### Data to process
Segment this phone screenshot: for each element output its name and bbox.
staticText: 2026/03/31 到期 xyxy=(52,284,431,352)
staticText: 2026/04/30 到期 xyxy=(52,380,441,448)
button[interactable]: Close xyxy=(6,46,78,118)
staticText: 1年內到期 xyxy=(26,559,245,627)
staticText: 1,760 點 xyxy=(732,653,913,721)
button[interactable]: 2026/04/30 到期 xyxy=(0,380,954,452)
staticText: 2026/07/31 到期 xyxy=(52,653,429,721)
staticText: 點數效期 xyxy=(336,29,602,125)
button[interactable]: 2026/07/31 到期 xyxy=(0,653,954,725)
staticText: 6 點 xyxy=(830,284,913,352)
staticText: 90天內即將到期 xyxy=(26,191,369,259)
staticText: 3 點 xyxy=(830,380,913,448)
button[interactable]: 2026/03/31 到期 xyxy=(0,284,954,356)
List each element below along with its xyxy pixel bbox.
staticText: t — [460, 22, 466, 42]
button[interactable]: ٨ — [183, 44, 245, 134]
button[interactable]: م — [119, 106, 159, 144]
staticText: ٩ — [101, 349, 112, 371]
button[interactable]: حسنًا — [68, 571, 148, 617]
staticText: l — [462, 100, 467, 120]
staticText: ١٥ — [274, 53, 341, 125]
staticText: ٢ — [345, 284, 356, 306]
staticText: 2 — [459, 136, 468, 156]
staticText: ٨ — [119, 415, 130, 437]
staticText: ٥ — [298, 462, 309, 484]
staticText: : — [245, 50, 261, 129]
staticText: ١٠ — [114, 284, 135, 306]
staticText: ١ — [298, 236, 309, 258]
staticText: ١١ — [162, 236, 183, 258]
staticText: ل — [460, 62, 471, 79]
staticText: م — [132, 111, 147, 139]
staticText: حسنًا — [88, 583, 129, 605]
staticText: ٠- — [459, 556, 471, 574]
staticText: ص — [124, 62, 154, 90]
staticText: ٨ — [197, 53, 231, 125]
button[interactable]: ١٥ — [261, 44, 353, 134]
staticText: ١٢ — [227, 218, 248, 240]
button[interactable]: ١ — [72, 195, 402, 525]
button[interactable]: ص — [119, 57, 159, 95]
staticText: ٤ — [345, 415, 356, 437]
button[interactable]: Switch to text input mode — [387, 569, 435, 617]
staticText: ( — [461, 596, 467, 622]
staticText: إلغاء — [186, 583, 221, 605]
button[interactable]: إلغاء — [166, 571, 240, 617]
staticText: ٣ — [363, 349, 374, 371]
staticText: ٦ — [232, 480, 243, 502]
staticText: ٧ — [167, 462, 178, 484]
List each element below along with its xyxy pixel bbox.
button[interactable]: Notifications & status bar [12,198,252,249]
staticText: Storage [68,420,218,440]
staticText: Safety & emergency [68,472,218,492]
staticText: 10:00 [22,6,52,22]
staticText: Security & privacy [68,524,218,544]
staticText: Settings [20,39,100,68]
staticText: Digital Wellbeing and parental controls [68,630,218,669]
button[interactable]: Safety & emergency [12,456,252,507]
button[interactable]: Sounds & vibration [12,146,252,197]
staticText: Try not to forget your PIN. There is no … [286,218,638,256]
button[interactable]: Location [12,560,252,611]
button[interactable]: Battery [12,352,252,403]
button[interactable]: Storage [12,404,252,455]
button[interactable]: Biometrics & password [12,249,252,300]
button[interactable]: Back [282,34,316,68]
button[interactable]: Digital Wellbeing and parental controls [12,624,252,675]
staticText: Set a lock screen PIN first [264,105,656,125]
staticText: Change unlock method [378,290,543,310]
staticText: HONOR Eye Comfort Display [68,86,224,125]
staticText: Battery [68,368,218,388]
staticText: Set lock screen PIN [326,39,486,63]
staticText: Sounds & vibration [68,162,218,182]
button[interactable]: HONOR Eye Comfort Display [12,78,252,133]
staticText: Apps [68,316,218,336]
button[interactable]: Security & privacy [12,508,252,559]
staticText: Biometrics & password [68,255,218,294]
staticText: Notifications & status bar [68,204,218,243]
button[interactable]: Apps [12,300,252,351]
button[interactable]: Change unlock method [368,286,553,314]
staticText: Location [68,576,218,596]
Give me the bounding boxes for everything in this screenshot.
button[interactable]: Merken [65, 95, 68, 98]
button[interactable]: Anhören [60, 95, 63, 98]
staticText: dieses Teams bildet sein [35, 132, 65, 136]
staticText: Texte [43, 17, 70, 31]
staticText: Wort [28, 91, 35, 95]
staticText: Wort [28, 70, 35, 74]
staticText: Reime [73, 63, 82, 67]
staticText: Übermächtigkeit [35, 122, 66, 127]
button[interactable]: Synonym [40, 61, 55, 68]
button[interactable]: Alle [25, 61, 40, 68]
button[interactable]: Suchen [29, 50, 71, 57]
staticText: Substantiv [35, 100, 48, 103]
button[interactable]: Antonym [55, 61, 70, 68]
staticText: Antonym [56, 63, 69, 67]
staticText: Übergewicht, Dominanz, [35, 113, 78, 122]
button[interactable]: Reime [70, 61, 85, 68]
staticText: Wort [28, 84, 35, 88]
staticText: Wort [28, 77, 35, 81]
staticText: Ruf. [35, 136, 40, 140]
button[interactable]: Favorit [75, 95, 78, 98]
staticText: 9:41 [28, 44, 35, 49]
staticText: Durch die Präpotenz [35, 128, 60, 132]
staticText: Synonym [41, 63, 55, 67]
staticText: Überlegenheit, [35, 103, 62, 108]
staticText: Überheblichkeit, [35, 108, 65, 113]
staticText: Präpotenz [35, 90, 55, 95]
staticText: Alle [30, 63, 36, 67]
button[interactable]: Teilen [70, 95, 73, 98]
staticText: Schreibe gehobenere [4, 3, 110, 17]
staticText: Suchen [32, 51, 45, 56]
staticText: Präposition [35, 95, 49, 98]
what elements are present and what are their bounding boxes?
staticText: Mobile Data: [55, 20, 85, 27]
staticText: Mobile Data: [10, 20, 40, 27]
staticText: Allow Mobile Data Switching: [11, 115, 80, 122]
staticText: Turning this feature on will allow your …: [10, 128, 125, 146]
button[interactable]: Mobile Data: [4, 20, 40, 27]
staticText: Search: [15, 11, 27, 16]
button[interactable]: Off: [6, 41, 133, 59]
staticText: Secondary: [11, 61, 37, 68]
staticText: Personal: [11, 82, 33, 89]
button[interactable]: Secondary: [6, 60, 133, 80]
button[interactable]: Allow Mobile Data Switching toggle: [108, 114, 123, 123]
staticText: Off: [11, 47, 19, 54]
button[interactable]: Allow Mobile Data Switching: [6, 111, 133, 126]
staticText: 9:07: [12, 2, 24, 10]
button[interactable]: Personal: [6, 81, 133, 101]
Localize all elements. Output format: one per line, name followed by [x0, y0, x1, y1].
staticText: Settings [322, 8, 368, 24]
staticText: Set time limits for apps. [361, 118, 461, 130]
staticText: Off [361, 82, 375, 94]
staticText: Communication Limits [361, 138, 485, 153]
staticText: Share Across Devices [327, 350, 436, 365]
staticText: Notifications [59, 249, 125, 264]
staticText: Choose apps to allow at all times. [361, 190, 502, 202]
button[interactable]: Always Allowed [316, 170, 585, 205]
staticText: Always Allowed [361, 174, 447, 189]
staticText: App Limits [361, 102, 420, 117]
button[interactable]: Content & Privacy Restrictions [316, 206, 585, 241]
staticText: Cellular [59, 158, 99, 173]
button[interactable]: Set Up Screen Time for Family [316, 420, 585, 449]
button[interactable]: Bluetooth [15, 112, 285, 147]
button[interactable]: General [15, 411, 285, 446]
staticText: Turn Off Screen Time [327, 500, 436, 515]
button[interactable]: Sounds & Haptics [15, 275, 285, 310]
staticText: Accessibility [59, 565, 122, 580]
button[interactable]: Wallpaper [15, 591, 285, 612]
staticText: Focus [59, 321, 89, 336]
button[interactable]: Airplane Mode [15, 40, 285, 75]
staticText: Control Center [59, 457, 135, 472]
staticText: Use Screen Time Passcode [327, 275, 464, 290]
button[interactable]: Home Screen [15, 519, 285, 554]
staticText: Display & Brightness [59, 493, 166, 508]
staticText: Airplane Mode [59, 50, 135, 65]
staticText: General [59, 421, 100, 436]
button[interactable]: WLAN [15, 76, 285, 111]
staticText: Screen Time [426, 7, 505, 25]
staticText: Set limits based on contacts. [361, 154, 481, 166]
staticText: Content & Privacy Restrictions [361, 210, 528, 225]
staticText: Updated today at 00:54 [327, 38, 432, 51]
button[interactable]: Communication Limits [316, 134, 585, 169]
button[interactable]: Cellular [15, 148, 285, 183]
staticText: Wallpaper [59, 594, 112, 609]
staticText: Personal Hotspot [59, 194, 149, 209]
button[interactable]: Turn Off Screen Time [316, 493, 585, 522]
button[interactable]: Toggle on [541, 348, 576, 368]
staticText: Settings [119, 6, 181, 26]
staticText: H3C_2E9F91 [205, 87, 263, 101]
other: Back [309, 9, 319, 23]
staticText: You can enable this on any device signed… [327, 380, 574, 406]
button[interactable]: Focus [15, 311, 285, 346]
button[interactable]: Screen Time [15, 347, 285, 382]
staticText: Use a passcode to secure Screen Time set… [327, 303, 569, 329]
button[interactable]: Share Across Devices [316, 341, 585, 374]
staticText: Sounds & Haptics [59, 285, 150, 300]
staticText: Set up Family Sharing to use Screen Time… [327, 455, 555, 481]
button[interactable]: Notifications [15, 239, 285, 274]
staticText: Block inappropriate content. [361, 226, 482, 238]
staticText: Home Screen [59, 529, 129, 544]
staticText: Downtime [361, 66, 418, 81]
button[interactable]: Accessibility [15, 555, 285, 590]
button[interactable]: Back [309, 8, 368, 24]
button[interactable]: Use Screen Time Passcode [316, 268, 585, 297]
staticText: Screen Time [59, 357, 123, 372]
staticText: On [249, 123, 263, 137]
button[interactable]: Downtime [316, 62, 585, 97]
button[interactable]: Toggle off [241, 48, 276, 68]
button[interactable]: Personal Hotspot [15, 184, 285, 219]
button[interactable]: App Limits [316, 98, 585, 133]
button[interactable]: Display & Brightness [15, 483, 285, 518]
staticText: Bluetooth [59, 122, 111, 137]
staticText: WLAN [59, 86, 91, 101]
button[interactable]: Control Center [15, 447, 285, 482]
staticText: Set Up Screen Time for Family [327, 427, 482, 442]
######
--- Your objective ---
Reproduce the material verbatim, starting at its first line and continuing through the line that contains "staticText: ٩ — [101, 349, 112, 371]", with that line included.

--- Reply ---
Segment this phone screenshot: for each element output its name and bbox.
staticText: 2026/03/31 到期 xyxy=(52,284,431,352)
staticText: 2026/04/30 到期 xyxy=(52,380,441,448)
button[interactable]: Close xyxy=(6,46,78,118)
staticText: 1年內到期 xyxy=(26,559,245,627)
staticText: 1,760 點 xyxy=(732,653,913,721)
button[interactable]: 2026/04/30 到期 xyxy=(0,380,954,452)
staticText: 2026/07/31 到期 xyxy=(52,653,429,721)
staticText: 點數效期 xyxy=(336,29,602,125)
button[interactable]: 2026/07/31 到期 xyxy=(0,653,954,725)
staticText: 6 點 xyxy=(830,284,913,352)
staticText: 90天內即將到期 xyxy=(26,191,369,259)
staticText: 3 點 xyxy=(830,380,913,448)
button[interactable]: 2026/03/31 到期 xyxy=(0,284,954,356)
List each element below along with its xyxy pixel bbox.
staticText: t — [460, 22, 466, 42]
button[interactable]: ٨ — [183, 44, 245, 134]
button[interactable]: م — [119, 106, 159, 144]
staticText: ٩ — [101, 349, 112, 371]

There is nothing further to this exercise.